====== Available data ======

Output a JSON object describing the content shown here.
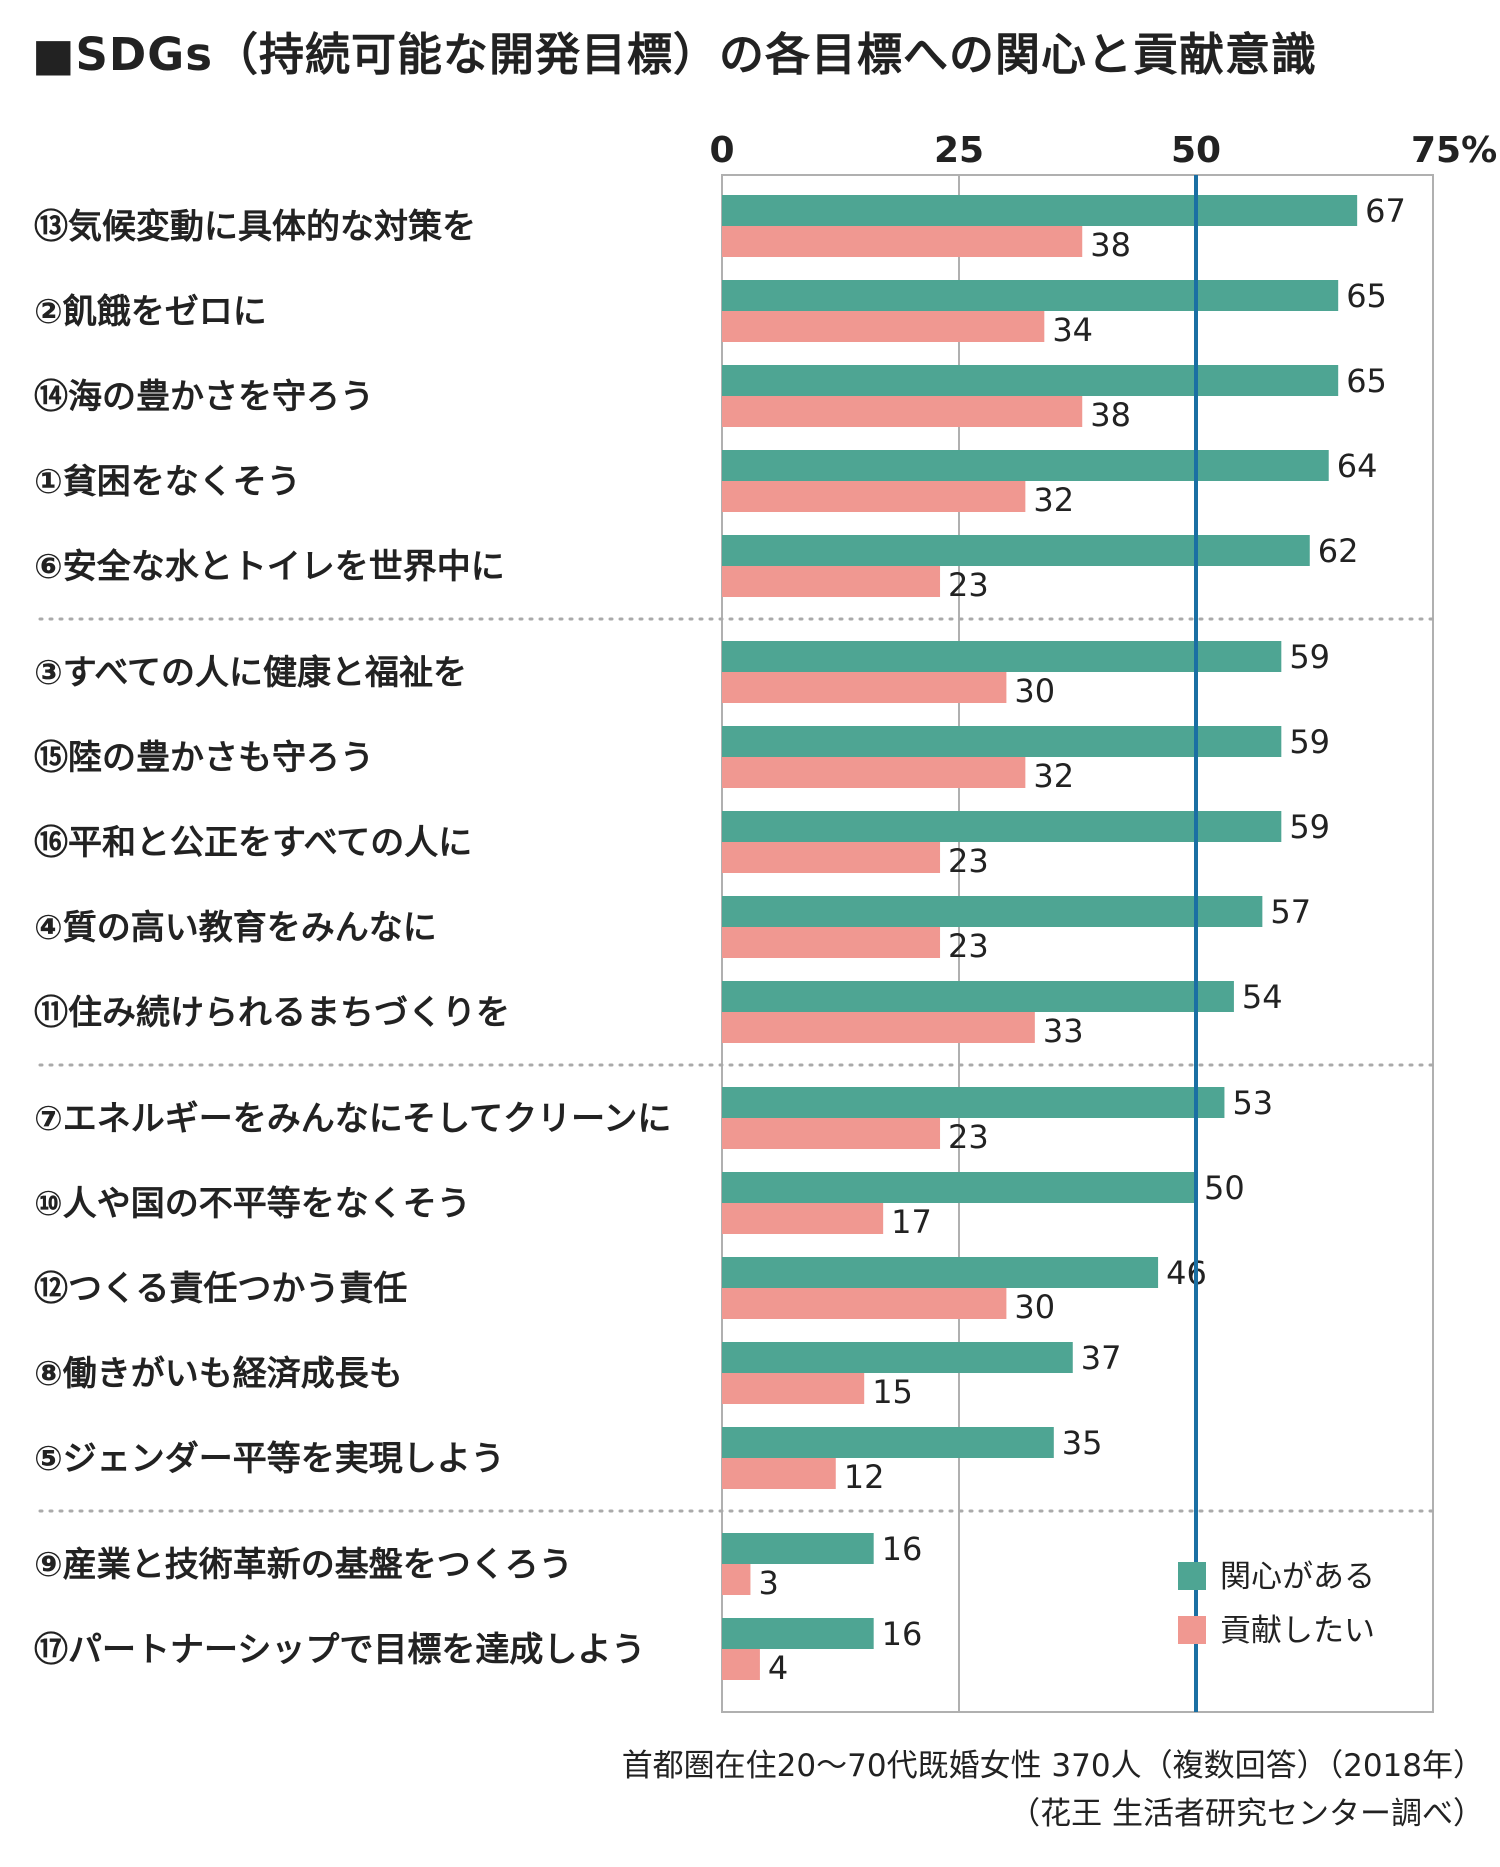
{
  "title": "■SDGs（持続可能な開発目標）の各目標への関心と貢献意識",
  "source": {
    "line1": "首都圏在住20〜70代既婚女性 370人（複数回答）（2018年）",
    "line2": "（花王 生活者研究センター調べ）"
  },
  "colors": {
    "interest": "#4ea593",
    "contribute": "#f09891",
    "reference_line": "#1a6fa3",
    "grid": "#b0b0b0"
  },
  "chart_data": {
    "type": "bar",
    "orientation": "horizontal",
    "title": "■SDGs（持続可能な開発目標）の各目標への関心と貢献意識",
    "x_ticks": [
      "0",
      "25",
      "50",
      "75%"
    ],
    "xlim": [
      0,
      75
    ],
    "unit": "%",
    "reference_line": 50,
    "legend_position": "bottom-right",
    "categories": [
      "⑬気候変動に具体的な対策を",
      "②飢餓をゼロに",
      "⑭海の豊かさを守ろう",
      "①貧困をなくそう",
      "⑥安全な水とトイレを世界中に",
      "③すべての人に健康と福祉を",
      "⑮陸の豊かさも守ろう",
      "⑯平和と公正をすべての人に",
      "④質の高い教育をみんなに",
      "⑪住み続けられるまちづくりを",
      "⑦エネルギーをみんなにそしてクリーンに",
      "⑩人や国の不平等をなくそう",
      "⑫つくる責任つかう責任",
      "⑧働きがいも経済成長も",
      "⑤ジェンダー平等を実現しよう",
      "⑨産業と技術革新の基盤をつくろう",
      "⑰パートナーシップで目標を達成しよう"
    ],
    "group_sizes": [
      5,
      5,
      5,
      2
    ],
    "series": [
      {
        "name": "関心がある",
        "values": [
          67,
          65,
          65,
          64,
          62,
          59,
          59,
          59,
          57,
          54,
          53,
          50,
          46,
          37,
          35,
          16,
          16
        ]
      },
      {
        "name": "貢献したい",
        "values": [
          38,
          34,
          38,
          32,
          23,
          30,
          32,
          23,
          23,
          33,
          23,
          17,
          30,
          15,
          12,
          3,
          4
        ]
      }
    ]
  }
}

======

**Short problem**
Take every line that includes the string "title" and copy it.

**Answer for this exercise**
  "title": "■SDGs（持続可能な開発目標）の各目標への関心と貢献意識",
    "title": "■SDGs（持続可能な開発目標）の各目標への関心と貢献意識",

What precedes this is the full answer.